OBJECTIVE:
Copy each line of the data below with the word "date".

————————

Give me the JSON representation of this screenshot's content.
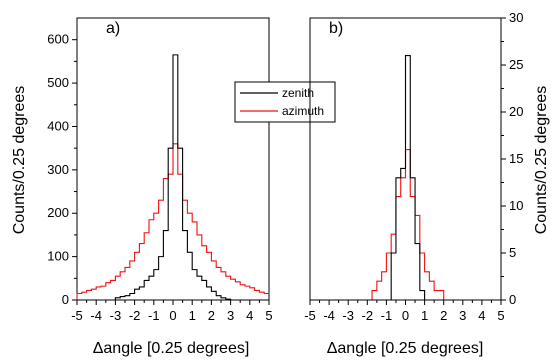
{
  "chart_data": [
    {
      "type": "step",
      "panel_label": "a)",
      "xlabel": "Δangle [0.25 degrees]",
      "ylabel": "Counts/0.25 degrees",
      "xlim": [
        -5,
        5
      ],
      "ylim": [
        0,
        650
      ],
      "xticks": [
        "-5",
        "-4",
        "-3",
        "-2",
        "-1",
        "0",
        "1",
        "2",
        "3",
        "4",
        "5"
      ],
      "yticks": [
        "0",
        "100",
        "200",
        "300",
        "400",
        "500",
        "600"
      ],
      "bin_width": 0.25,
      "bin_edges_start": -5,
      "legend": {
        "position": "center-right",
        "entries": [
          "zenith",
          "azimuth"
        ]
      },
      "series": [
        {
          "name": "zenith",
          "color": "#000000",
          "values": [
            0,
            0,
            0,
            0,
            0,
            0,
            0,
            0,
            5,
            8,
            10,
            15,
            25,
            30,
            45,
            55,
            70,
            100,
            160,
            350,
            565,
            350,
            160,
            110,
            70,
            55,
            45,
            30,
            20,
            10,
            5,
            2,
            0,
            0,
            0,
            0,
            0,
            0,
            0,
            0
          ]
        },
        {
          "name": "azimuth",
          "color": "#ee1111",
          "values": [
            15,
            18,
            22,
            25,
            30,
            32,
            40,
            45,
            55,
            65,
            75,
            90,
            110,
            130,
            155,
            185,
            200,
            230,
            280,
            290,
            360,
            290,
            230,
            200,
            180,
            150,
            125,
            110,
            90,
            75,
            65,
            55,
            48,
            42,
            35,
            32,
            28,
            22,
            18,
            15
          ]
        }
      ]
    },
    {
      "type": "step",
      "panel_label": "b)",
      "xlabel": "Δangle [0.25 degrees]",
      "ylabel": "Counts/0.25 degrees",
      "xlim": [
        -5,
        5
      ],
      "ylim": [
        0,
        30
      ],
      "xticks": [
        "-5",
        "-4",
        "-3",
        "-2",
        "-1",
        "0",
        "1",
        "2",
        "3",
        "4",
        "5"
      ],
      "yticks": [
        "0",
        "5",
        "10",
        "15",
        "20",
        "25",
        "30"
      ],
      "bin_width": 0.25,
      "bin_edges_start": -5,
      "series": [
        {
          "name": "zenith",
          "color": "#000000",
          "values": [
            0,
            0,
            0,
            0,
            0,
            0,
            0,
            0,
            0,
            0,
            0,
            0,
            0,
            0,
            0,
            0,
            0,
            5,
            13,
            14,
            26,
            13,
            6,
            1,
            0,
            0,
            0,
            0,
            0,
            0,
            0,
            0,
            0,
            0,
            0,
            0,
            0,
            0,
            0,
            0
          ]
        },
        {
          "name": "azimuth",
          "color": "#ee1111",
          "values": [
            0,
            0,
            0,
            0,
            0,
            0,
            0,
            0,
            0,
            0,
            0,
            0,
            0,
            1,
            2,
            3,
            5,
            7,
            11,
            13,
            16,
            11,
            9,
            5,
            3,
            2,
            1,
            1,
            0,
            0,
            0,
            0,
            0,
            0,
            0,
            0,
            0,
            0,
            0,
            0
          ]
        }
      ]
    }
  ]
}
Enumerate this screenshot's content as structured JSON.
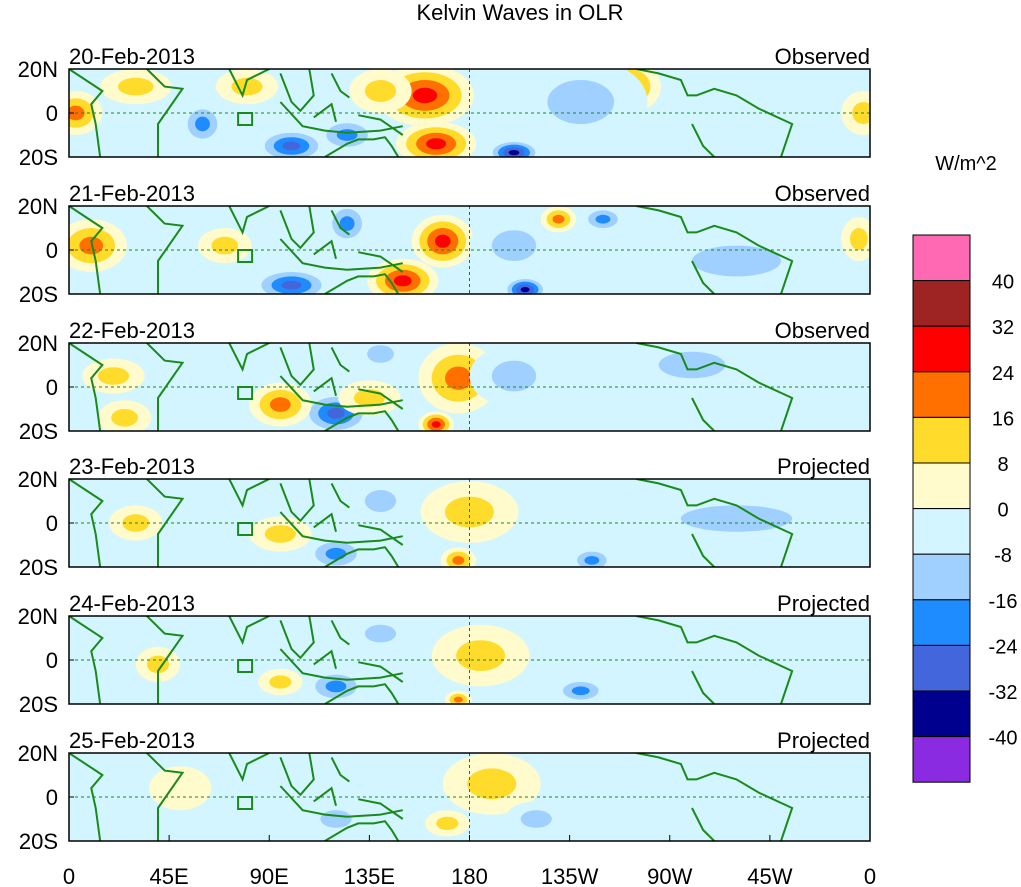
{
  "chart_data": {
    "type": "heatmap",
    "title": "Kelvin Waves in OLR",
    "units_label": "W/m^2",
    "y_ticks": [
      "20N",
      "0",
      "20S"
    ],
    "x_ticks": [
      "0",
      "45E",
      "90E",
      "135E",
      "180",
      "135W",
      "90W",
      "45W",
      "0"
    ],
    "lon_range": [
      0,
      360
    ],
    "lat_range": [
      -20,
      20
    ],
    "colorbar": {
      "labels": [
        "40",
        "32",
        "24",
        "16",
        "8",
        "0",
        "-8",
        "-16",
        "-24",
        "-32",
        "-40"
      ],
      "colors": [
        "#ff69b4",
        "#9e2424",
        "#ff0000",
        "#ff7000",
        "#ffdc2c",
        "#fffbcc",
        "#d2f5ff",
        "#9fd0ff",
        "#1e8cff",
        "#4466dd",
        "#00008f",
        "#8a2be2"
      ]
    },
    "panels": [
      {
        "date": "20-Feb-2013",
        "type": "Observed",
        "blobs": [
          [
            160,
            8,
            30,
            22,
            14
          ],
          [
            165,
            -14,
            30,
            18,
            10
          ],
          [
            3,
            0,
            18,
            12,
            10
          ],
          [
            252,
            12,
            18,
            14,
            12
          ],
          [
            357,
            0,
            16,
            10,
            10
          ],
          [
            200,
            -18,
            -36,
            12,
            6
          ],
          [
            100,
            -15,
            -28,
            16,
            8
          ],
          [
            125,
            -10,
            -20,
            14,
            8
          ],
          [
            60,
            -5,
            -20,
            10,
            10
          ],
          [
            215,
            10,
            -20,
            10,
            8
          ],
          [
            230,
            5,
            -12,
            30,
            20
          ],
          [
            80,
            12,
            10,
            14,
            8
          ],
          [
            140,
            10,
            10,
            14,
            10
          ],
          [
            30,
            12,
            10,
            16,
            8
          ]
        ]
      },
      {
        "date": "21-Feb-2013",
        "type": "Observed",
        "blobs": [
          [
            168,
            4,
            30,
            14,
            12
          ],
          [
            150,
            -14,
            30,
            16,
            10
          ],
          [
            10,
            2,
            18,
            16,
            12
          ],
          [
            205,
            -18,
            -36,
            10,
            6
          ],
          [
            100,
            -16,
            -28,
            18,
            8
          ],
          [
            125,
            12,
            -24,
            10,
            10
          ],
          [
            200,
            2,
            -12,
            20,
            14
          ],
          [
            240,
            14,
            -24,
            10,
            6
          ],
          [
            220,
            14,
            18,
            8,
            6
          ],
          [
            70,
            2,
            12,
            12,
            8
          ],
          [
            300,
            -5,
            -10,
            40,
            14
          ],
          [
            355,
            5,
            12,
            8,
            10
          ]
        ]
      },
      {
        "date": "22-Feb-2013",
        "type": "Observed",
        "blobs": [
          [
            175,
            4,
            18,
            18,
            16
          ],
          [
            165,
            -17,
            28,
            8,
            6
          ],
          [
            20,
            5,
            16,
            14,
            8
          ],
          [
            25,
            -14,
            16,
            12,
            8
          ],
          [
            120,
            -12,
            -28,
            16,
            10
          ],
          [
            140,
            15,
            -16,
            12,
            8
          ],
          [
            95,
            -8,
            18,
            14,
            10
          ],
          [
            200,
            5,
            -10,
            20,
            14
          ],
          [
            280,
            10,
            -10,
            30,
            12
          ],
          [
            135,
            -5,
            10,
            14,
            8
          ]
        ]
      },
      {
        "date": "23-Feb-2013",
        "type": "Projected",
        "blobs": [
          [
            180,
            5,
            14,
            22,
            14
          ],
          [
            175,
            -17,
            24,
            8,
            6
          ],
          [
            30,
            0,
            16,
            12,
            8
          ],
          [
            120,
            -14,
            -24,
            14,
            8
          ],
          [
            235,
            -17,
            -24,
            10,
            6
          ],
          [
            140,
            10,
            -12,
            14,
            10
          ],
          [
            300,
            2,
            -10,
            50,
            12
          ],
          [
            95,
            -5,
            10,
            14,
            8
          ]
        ]
      },
      {
        "date": "24-Feb-2013",
        "type": "Projected",
        "blobs": [
          [
            185,
            2,
            10,
            22,
            14
          ],
          [
            175,
            -18,
            24,
            6,
            4
          ],
          [
            40,
            -2,
            12,
            10,
            8
          ],
          [
            120,
            -12,
            -20,
            14,
            8
          ],
          [
            230,
            -14,
            -20,
            12,
            6
          ],
          [
            140,
            12,
            -10,
            14,
            8
          ],
          [
            300,
            0,
            -8,
            60,
            14
          ],
          [
            95,
            -10,
            12,
            10,
            6
          ]
        ]
      },
      {
        "date": "25-Feb-2013",
        "type": "Projected",
        "blobs": [
          [
            190,
            6,
            10,
            22,
            14
          ],
          [
            170,
            -12,
            10,
            10,
            6
          ],
          [
            210,
            -10,
            -16,
            14,
            8
          ],
          [
            120,
            -10,
            -12,
            14,
            8
          ],
          [
            300,
            0,
            -8,
            60,
            14
          ],
          [
            50,
            4,
            8,
            14,
            10
          ]
        ]
      }
    ]
  }
}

————————

EXPECTED ANSWER:
        "date": "20-Feb-2013",
        "date": "21-Feb-2013",
        "date": "22-Feb-2013",
        "date": "23-Feb-2013",
        "date": "24-Feb-2013",
        "date": "25-Feb-2013",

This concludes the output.